» WHAT YOU ARE ASKED TO DO: Copy each line in the data that includes the word "Developer".

● ● ● ● ●

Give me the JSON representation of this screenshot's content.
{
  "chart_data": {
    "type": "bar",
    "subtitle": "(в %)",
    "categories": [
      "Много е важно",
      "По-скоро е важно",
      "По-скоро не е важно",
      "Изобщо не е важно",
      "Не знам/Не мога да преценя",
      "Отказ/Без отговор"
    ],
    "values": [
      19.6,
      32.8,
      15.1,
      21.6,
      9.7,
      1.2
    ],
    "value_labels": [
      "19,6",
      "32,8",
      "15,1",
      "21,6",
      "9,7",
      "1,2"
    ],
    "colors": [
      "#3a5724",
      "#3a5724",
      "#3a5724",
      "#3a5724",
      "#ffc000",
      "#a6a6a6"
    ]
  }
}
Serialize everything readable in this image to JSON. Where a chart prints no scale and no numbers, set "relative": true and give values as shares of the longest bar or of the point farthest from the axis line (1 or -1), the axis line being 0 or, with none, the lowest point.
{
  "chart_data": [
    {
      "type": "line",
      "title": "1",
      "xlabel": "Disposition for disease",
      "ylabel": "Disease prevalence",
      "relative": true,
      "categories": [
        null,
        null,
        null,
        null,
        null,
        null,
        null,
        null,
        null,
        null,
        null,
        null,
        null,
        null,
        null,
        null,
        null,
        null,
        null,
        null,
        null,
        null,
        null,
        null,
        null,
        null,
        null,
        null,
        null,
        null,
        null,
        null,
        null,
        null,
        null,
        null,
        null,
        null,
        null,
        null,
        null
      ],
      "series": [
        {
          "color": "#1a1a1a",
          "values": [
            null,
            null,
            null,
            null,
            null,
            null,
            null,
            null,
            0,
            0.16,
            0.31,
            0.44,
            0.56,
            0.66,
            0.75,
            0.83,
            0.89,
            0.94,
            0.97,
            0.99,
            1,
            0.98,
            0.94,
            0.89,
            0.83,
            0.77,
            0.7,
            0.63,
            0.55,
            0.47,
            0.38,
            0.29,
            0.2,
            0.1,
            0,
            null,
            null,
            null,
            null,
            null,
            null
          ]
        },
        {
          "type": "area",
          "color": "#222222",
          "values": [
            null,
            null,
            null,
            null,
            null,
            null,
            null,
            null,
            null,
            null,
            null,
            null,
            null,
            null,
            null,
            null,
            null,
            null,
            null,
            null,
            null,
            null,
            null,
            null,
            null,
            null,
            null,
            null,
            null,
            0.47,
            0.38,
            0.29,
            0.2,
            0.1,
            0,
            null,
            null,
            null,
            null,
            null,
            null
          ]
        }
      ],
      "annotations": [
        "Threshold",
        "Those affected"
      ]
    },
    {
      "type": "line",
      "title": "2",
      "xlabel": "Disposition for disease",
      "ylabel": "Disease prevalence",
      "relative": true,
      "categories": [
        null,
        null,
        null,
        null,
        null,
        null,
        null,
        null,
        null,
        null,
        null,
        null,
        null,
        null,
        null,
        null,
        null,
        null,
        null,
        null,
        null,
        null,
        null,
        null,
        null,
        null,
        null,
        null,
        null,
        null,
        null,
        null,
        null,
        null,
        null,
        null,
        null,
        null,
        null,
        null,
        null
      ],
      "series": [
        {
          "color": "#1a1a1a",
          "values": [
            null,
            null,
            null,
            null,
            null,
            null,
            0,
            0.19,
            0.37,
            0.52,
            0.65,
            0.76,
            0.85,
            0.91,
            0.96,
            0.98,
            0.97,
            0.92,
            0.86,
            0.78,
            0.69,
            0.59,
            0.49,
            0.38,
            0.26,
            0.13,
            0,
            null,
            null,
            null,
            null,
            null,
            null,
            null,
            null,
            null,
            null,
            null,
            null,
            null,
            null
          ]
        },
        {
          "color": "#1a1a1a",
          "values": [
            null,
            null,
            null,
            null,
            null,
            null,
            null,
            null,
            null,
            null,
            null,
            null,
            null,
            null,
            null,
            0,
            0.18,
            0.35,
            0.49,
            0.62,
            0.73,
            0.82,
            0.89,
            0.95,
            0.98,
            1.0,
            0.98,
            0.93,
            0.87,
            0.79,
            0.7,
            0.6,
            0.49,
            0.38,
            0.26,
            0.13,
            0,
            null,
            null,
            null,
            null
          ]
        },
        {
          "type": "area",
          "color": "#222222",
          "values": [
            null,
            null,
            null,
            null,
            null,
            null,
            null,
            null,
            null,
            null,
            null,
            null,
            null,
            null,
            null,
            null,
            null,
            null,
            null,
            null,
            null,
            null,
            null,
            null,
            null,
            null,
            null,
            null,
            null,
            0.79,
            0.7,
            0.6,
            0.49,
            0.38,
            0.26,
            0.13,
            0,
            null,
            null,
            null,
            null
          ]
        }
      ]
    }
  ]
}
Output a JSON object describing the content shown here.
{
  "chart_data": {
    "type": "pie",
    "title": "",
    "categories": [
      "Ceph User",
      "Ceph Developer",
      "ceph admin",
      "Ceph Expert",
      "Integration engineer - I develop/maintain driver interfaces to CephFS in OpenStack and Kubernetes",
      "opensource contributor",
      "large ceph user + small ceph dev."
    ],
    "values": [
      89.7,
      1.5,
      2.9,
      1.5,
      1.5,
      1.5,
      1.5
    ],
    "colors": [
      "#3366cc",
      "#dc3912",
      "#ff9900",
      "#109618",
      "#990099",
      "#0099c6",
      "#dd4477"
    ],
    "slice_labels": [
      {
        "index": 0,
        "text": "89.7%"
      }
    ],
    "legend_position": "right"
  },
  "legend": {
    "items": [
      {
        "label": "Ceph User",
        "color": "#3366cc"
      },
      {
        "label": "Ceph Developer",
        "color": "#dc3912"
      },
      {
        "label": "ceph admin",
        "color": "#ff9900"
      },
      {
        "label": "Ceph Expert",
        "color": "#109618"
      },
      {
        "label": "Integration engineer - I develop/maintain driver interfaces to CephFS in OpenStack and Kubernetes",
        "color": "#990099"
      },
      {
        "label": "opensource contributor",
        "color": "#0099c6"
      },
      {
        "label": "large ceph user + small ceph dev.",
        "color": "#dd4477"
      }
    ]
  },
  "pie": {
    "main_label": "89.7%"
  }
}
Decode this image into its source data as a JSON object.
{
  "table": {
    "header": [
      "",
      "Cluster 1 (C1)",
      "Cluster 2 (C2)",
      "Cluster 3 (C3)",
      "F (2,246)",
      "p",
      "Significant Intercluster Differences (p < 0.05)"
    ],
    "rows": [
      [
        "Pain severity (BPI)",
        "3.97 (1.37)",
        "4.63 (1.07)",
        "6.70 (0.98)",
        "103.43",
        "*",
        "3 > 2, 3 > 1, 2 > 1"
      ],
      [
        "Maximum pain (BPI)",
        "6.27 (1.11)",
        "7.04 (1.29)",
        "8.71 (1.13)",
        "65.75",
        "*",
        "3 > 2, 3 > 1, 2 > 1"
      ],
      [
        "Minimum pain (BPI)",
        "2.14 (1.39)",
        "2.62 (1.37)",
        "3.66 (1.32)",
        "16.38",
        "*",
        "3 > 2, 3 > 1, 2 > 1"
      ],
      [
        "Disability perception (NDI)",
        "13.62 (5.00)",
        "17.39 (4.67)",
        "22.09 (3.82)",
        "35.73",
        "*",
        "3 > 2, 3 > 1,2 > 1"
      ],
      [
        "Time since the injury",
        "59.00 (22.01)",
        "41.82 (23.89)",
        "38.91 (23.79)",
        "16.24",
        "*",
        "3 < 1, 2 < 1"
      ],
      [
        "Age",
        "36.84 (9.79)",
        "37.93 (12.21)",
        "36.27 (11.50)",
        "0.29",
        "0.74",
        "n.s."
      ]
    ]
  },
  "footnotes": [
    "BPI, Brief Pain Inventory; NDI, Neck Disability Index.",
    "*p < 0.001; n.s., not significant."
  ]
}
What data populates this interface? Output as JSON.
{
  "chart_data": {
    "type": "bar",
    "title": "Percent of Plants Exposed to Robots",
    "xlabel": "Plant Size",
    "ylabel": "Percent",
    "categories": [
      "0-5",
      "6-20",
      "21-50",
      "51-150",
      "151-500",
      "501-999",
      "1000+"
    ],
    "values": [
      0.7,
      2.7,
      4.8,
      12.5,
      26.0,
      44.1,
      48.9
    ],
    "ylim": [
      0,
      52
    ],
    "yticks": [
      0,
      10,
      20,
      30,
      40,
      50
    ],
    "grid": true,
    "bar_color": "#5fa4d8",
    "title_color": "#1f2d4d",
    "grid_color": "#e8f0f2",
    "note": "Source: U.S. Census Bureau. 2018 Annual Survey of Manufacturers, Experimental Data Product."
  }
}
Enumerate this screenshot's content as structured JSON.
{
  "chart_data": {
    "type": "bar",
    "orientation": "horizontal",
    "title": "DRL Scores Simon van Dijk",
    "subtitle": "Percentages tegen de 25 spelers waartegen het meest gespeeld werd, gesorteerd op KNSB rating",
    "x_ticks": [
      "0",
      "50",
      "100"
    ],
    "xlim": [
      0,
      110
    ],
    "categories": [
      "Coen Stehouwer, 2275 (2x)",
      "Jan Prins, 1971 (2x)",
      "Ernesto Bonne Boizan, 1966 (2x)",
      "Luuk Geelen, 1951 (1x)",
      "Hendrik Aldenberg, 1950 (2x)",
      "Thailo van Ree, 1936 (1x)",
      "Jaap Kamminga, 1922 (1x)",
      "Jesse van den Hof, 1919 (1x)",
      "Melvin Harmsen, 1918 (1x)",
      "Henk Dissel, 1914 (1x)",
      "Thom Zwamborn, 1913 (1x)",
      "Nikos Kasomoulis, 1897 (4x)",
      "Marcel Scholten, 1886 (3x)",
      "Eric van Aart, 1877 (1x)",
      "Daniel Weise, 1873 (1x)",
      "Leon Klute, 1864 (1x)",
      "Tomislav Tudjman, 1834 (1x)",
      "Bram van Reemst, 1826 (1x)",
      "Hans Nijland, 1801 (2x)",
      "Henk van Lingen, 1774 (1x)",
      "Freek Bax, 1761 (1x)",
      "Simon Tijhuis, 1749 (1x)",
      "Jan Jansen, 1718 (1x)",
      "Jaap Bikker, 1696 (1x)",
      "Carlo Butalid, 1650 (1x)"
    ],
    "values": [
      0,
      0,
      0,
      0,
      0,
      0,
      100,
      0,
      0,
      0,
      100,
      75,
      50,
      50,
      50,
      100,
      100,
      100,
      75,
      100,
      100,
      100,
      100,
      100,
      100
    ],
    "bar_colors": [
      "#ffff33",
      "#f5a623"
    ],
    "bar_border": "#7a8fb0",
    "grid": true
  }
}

● ● ● ● ●

» COMPLETED EXERCISE:
      "Ceph Developer",
        "label": "Ceph Developer",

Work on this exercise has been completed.